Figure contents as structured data

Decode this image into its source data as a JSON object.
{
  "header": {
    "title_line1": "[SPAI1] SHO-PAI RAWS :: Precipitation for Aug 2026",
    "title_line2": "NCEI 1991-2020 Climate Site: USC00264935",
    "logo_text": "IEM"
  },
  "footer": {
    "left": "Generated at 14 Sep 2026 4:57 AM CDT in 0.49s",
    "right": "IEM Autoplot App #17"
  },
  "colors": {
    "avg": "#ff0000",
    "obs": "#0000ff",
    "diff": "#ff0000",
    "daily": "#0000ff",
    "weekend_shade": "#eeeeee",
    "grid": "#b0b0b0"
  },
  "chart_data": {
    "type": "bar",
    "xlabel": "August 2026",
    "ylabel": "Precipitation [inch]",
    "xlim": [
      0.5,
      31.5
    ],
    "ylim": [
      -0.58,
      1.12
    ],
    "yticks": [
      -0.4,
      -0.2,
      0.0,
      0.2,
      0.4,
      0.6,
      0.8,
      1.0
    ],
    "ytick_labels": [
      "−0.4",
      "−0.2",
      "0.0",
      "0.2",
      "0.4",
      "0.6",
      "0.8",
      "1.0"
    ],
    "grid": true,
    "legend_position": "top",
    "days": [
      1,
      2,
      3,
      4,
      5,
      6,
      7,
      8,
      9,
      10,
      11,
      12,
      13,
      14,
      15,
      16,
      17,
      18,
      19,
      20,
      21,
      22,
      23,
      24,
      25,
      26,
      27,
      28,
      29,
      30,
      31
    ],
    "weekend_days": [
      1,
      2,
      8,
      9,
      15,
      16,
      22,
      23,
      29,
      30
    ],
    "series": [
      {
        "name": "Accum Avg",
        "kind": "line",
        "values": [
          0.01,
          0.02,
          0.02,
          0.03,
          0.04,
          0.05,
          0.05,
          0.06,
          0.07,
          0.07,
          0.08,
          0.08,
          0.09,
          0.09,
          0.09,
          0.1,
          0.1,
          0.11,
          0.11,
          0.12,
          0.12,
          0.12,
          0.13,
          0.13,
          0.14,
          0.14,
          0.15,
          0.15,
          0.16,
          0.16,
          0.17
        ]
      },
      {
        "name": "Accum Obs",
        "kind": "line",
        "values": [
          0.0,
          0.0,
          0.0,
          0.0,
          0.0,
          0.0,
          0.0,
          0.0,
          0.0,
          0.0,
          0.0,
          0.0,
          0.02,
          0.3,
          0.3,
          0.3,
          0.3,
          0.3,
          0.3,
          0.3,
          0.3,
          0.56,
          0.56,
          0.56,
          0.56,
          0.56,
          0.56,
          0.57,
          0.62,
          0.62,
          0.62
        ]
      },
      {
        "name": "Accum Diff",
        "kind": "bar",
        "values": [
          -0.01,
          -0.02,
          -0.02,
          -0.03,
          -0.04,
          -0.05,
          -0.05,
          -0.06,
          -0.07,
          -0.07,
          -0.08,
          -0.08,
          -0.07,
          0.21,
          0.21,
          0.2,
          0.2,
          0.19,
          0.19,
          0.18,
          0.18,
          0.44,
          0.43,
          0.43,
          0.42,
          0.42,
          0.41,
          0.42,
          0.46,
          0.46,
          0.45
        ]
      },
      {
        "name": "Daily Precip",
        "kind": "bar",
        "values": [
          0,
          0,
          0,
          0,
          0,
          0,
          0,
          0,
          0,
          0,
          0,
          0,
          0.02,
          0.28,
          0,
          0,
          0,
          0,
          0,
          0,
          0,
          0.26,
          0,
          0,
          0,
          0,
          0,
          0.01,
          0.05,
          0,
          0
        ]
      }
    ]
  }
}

**Stated task**
Look through the entries above; copy every line holding the string "name".

**Solution to this exercise**
        "name": "Accum Avg",
        "name": "Accum Obs",
        "name": "Accum Diff",
        "name": "Daily Precip",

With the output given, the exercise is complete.